* _THE EXERCISE_:
Make an exact copy of all the material below, apart from the pictures.

Collected data:

** START **

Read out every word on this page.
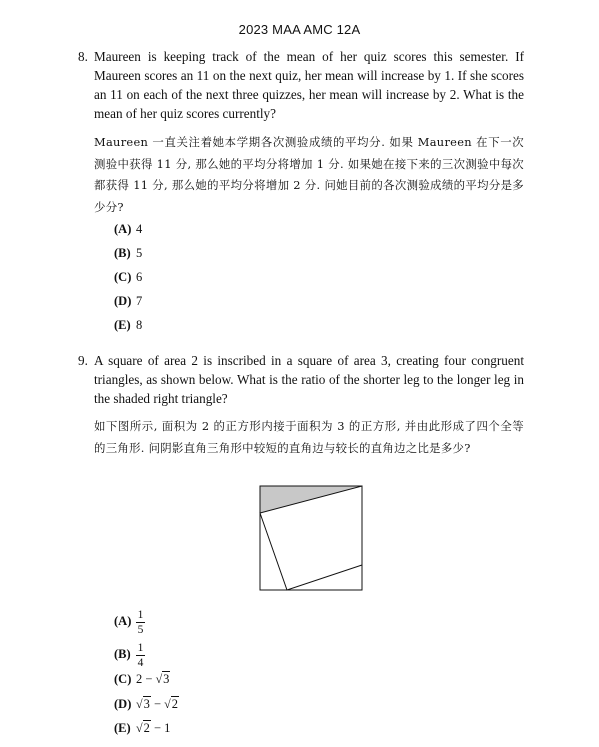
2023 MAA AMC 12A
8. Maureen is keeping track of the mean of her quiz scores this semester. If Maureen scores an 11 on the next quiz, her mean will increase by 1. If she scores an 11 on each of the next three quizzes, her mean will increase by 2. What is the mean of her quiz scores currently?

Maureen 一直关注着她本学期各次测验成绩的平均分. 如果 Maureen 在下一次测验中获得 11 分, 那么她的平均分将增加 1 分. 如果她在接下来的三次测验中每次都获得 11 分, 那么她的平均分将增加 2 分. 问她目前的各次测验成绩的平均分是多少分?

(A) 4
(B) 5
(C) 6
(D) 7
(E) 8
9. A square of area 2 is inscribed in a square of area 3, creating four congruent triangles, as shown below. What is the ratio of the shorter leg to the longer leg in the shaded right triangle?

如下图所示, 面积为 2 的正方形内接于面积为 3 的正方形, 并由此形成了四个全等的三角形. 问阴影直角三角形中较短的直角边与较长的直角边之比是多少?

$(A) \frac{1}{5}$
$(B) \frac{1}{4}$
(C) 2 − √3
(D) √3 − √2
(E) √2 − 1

** END **

* _RESULT BELOW_:
Read out every word on this page.
2023 MAA AMC 12A
8. Maureen is keeping track of the mean of her quiz scores this semester. If Maureen scores an 11 on the next quiz, her mean will increase by 1. If she scores an 11 on each of the next three quizzes, her mean will increase by 2. What is the mean of her quiz scores currently?

Maureen 一直关注着她本学期各次测验成绩的平均分. 如果 Maureen 在下一次测验中获得 11 分, 那么她的平均分将增加 1 分. 如果她在接下来的三次测验中每次都获得 11 分, 那么她的平均分将增加 2 分. 问她目前的各次测验成绩的平均分是多少分?

(A) 4
(B) 5
(C) 6
(D) 7
(E) 8
9. A square of area 2 is inscribed in a square of area 3, creating four congruent triangles, as shown below. What is the ratio of the shorter leg to the longer leg in the shaded right triangle?

如下图所示, 面积为 2 的正方形内接于面积为 3 的正方形, 并由此形成了四个全等的三角形. 问阴影直角三角形中较短的直角边与较长的直角边之比是多少?

$(A) \frac{1}{5}$
$(B) \frac{1}{4}$
(C) 2 − √3
(D) √3 − √2
(E) √2 − 1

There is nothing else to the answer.